— START Records supplied —

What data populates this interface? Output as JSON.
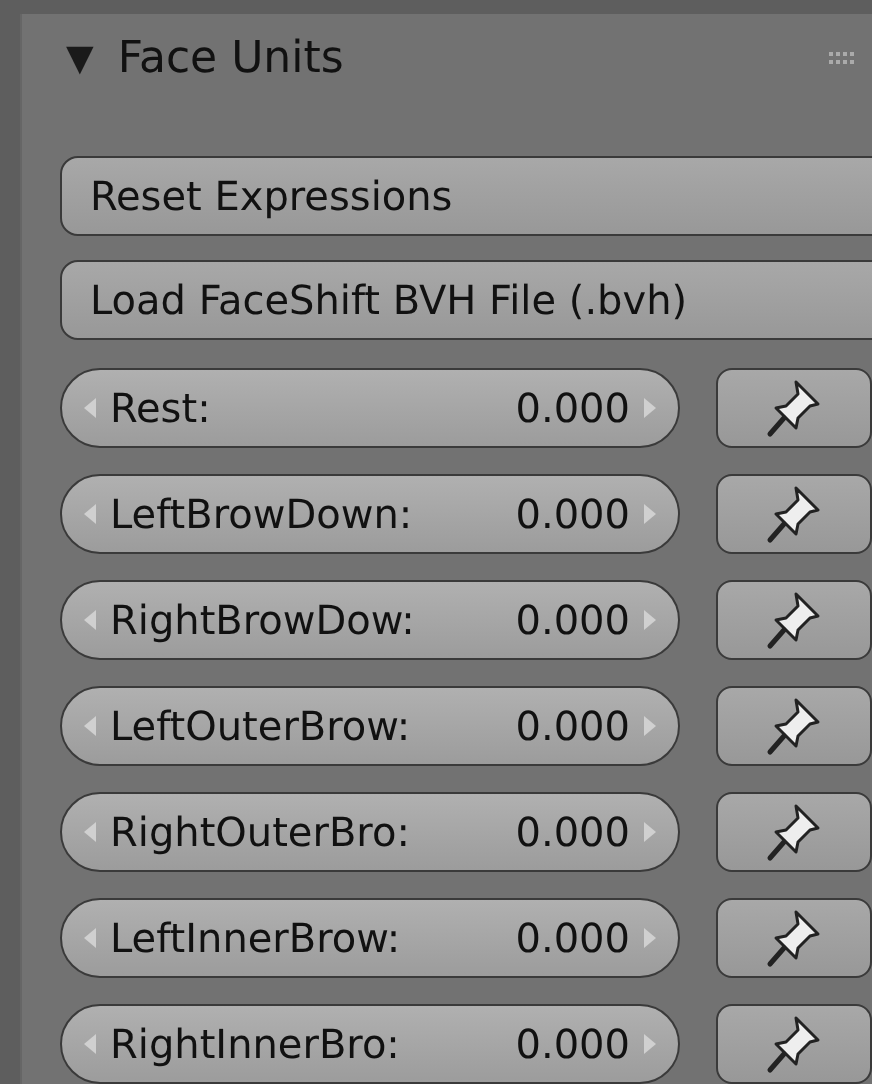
{
  "panel": {
    "title": "Face Units",
    "toggle": "▼",
    "expanded": true
  },
  "buttons": [
    "Reset Expressions",
    "Load FaceShift BVH File (.bvh)"
  ],
  "units": [
    {
      "label": "Rest:",
      "value": "0.000"
    },
    {
      "label": "LeftBrowDown:",
      "value": "0.000"
    },
    {
      "label": "RightBrowDow:",
      "value": "0.000"
    },
    {
      "label": "LeftOuterBrow:",
      "value": "0.000"
    },
    {
      "label": "RightOuterBro:",
      "value": "0.000"
    },
    {
      "label": "LeftInnerBrow:",
      "value": "0.000"
    },
    {
      "label": "RightInnerBro:",
      "value": "0.000"
    }
  ]
}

— END Records supplied —

### [Task to complete]
Pick out each line that holds the string "label".

### [Task solution]
      "label": "Rest:",
      "label": "LeftBrowDown:",
      "label": "RightBrowDow:",
      "label": "LeftOuterBrow:",
      "label": "RightOuterBro:",
      "label": "LeftInnerBrow:",
      "label": "RightInnerBro:",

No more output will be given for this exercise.